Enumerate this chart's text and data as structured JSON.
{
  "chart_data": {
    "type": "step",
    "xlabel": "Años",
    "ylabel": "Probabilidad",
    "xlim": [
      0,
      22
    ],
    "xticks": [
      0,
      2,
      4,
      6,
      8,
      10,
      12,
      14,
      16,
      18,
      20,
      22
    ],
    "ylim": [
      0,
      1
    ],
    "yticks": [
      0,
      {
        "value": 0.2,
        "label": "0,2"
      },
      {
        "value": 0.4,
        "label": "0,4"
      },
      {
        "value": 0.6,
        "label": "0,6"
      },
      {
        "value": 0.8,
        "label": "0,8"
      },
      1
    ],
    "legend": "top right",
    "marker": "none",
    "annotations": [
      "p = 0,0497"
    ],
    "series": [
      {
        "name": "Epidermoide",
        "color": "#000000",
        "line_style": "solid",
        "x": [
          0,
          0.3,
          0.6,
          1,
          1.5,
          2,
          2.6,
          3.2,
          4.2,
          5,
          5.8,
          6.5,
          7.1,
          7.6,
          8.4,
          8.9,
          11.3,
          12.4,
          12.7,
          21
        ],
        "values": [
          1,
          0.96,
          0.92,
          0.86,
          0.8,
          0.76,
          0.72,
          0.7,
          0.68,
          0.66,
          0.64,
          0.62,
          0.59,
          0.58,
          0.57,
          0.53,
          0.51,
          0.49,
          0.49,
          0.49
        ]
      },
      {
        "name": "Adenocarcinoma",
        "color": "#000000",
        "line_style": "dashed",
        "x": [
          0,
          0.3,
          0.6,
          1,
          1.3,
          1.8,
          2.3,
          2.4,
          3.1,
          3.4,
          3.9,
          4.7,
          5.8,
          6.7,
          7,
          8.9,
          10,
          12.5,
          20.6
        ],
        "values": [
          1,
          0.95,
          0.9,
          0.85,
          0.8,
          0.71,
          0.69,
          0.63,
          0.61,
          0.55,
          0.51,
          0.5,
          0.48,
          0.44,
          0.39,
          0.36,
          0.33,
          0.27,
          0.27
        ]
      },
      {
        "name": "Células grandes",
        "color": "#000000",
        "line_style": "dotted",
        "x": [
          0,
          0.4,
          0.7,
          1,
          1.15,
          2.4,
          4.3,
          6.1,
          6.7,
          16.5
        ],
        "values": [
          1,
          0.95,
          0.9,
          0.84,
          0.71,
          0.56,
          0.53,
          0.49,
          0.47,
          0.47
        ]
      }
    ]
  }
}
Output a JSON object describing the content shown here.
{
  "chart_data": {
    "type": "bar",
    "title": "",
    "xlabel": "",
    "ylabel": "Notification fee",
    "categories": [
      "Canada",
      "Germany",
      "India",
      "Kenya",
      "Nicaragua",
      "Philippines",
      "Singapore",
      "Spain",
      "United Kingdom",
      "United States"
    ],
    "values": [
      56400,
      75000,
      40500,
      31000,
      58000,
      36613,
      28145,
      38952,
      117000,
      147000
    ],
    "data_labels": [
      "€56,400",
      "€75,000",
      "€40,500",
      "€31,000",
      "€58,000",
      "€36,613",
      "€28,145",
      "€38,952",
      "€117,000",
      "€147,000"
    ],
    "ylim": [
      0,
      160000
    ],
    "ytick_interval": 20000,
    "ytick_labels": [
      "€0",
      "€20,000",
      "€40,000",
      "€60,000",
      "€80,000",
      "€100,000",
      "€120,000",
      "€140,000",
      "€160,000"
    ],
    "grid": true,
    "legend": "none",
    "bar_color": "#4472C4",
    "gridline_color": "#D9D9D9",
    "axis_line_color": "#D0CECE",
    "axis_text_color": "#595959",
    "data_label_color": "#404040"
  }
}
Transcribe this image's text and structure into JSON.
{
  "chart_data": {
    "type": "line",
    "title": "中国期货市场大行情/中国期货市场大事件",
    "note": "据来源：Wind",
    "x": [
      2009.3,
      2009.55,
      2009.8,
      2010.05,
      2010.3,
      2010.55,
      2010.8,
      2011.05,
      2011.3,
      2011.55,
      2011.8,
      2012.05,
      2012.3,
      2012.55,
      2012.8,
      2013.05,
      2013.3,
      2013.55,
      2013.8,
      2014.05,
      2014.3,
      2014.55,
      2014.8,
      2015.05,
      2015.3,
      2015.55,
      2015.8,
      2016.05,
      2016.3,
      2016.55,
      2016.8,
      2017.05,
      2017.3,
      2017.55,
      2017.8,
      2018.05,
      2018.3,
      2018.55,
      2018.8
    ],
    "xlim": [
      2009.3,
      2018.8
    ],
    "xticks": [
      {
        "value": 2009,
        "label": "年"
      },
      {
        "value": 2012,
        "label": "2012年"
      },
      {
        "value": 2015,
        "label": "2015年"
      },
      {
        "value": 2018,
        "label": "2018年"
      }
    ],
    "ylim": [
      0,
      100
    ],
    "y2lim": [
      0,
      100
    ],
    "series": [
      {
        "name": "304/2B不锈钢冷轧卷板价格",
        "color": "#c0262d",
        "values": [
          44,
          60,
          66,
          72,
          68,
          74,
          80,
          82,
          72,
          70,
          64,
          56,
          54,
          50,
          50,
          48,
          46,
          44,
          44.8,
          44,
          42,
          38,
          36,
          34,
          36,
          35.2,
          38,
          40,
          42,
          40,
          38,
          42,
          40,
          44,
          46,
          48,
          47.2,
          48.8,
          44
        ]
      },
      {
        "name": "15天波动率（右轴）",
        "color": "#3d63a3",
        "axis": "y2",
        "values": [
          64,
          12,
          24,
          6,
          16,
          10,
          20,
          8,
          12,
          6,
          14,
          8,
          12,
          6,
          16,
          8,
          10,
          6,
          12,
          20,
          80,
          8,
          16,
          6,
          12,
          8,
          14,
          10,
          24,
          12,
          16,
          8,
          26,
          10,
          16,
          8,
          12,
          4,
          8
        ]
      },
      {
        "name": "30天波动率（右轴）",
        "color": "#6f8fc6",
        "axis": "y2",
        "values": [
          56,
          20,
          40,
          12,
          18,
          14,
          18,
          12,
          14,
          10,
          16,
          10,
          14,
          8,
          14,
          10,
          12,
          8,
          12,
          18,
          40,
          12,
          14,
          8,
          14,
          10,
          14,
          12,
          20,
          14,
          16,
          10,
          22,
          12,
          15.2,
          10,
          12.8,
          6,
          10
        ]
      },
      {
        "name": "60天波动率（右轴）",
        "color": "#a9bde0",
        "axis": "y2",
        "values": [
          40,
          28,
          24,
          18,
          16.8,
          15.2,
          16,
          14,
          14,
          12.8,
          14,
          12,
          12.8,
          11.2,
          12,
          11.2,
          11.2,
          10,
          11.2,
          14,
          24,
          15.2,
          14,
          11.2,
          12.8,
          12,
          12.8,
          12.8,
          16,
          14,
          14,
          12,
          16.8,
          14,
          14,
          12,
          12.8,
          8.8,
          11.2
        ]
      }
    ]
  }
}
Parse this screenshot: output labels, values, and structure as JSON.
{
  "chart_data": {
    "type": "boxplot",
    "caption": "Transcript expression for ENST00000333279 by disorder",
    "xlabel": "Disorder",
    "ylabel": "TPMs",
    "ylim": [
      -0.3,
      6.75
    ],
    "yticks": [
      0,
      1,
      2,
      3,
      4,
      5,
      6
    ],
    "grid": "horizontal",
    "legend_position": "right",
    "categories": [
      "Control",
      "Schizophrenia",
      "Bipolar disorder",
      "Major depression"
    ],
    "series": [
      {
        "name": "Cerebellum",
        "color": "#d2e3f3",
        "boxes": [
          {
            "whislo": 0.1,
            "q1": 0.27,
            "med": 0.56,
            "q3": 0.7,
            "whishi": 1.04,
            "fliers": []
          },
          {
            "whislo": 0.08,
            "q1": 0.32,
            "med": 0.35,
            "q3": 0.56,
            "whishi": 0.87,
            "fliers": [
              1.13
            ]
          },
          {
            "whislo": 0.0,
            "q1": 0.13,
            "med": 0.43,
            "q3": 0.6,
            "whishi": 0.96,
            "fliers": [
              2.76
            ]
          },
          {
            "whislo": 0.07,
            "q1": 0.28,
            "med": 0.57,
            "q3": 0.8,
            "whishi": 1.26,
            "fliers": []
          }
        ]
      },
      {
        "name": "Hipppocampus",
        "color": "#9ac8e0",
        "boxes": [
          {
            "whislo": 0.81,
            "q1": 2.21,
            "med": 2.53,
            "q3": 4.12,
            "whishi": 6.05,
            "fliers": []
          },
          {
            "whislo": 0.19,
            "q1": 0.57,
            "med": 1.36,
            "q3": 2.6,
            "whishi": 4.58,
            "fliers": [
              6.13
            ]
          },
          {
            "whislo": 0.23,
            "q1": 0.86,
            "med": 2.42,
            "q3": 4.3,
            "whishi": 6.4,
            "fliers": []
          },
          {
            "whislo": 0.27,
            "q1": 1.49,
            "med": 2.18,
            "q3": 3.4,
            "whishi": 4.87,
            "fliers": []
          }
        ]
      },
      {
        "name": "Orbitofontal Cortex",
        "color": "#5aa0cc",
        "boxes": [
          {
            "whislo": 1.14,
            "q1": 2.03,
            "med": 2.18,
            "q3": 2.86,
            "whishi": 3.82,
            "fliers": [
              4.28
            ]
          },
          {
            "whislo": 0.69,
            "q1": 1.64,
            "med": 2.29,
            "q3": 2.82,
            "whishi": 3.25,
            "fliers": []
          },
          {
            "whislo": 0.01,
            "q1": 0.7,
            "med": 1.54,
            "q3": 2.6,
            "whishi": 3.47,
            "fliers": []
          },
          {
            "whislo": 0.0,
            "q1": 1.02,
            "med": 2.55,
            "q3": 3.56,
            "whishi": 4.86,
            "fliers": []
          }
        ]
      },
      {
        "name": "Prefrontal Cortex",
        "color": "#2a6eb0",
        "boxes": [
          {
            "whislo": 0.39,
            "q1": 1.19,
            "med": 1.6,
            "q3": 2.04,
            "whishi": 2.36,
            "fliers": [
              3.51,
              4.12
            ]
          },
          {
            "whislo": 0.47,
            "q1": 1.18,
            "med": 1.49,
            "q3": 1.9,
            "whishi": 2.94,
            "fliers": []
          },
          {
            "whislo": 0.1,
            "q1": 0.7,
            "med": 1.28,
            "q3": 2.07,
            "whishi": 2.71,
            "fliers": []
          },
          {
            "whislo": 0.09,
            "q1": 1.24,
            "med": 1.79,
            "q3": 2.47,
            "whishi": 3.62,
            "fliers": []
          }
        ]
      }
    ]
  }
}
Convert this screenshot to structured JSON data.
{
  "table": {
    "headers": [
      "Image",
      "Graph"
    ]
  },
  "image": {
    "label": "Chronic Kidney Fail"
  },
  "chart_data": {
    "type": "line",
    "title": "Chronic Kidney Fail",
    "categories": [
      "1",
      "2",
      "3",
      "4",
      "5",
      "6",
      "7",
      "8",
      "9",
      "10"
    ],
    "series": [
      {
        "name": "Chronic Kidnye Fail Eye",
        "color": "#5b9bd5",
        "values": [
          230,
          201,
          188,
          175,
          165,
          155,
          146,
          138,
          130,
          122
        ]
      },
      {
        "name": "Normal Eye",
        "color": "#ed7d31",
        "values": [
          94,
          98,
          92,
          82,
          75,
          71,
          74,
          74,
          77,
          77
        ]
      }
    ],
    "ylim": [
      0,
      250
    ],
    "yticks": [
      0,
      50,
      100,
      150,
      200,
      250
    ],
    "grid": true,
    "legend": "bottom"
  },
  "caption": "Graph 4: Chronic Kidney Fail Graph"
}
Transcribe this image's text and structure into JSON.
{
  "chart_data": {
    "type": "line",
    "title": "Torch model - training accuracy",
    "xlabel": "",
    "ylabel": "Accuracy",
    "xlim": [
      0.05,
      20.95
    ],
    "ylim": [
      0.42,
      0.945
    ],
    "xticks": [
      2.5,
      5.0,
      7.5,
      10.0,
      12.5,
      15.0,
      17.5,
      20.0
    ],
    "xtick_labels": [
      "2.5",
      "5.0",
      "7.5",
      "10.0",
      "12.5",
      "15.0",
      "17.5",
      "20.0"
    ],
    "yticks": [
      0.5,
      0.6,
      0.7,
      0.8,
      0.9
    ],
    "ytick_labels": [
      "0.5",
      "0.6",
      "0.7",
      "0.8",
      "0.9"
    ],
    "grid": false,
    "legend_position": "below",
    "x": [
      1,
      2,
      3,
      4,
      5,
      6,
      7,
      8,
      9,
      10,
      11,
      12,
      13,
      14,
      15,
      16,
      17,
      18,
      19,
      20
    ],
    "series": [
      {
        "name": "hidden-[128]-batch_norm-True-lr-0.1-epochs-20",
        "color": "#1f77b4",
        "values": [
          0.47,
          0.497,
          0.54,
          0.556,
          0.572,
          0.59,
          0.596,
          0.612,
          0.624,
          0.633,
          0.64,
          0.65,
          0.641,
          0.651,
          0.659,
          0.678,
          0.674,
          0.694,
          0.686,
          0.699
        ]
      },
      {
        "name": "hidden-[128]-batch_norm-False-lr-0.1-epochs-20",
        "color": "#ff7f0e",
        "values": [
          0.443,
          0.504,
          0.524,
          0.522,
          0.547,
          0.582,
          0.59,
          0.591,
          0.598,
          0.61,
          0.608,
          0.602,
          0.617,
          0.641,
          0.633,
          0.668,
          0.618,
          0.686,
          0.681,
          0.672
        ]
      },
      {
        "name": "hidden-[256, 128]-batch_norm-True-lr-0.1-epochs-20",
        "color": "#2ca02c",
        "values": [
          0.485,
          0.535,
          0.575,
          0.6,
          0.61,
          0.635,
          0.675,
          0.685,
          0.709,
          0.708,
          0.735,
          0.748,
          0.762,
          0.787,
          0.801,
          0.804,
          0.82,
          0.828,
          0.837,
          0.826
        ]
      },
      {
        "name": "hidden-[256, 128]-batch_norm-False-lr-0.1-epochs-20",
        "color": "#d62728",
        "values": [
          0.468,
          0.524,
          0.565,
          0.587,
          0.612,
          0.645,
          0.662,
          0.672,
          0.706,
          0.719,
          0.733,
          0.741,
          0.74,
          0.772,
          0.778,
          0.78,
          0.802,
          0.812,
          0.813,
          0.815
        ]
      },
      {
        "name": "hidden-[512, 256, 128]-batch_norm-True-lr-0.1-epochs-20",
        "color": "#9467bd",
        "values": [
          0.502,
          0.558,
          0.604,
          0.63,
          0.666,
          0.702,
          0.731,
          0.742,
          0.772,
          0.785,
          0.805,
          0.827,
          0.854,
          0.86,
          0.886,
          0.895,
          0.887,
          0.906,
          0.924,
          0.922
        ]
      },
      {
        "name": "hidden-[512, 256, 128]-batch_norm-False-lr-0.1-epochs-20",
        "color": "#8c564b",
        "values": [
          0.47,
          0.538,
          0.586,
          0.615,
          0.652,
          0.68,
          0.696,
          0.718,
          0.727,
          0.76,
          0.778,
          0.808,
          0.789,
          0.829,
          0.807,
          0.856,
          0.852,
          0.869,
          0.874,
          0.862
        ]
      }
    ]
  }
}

########

> _STATED EXERCISE_:
Collect the lines that hold "right".

> _THE OUTPUT_:
    "legend": "top right",
    "legend_position": "right",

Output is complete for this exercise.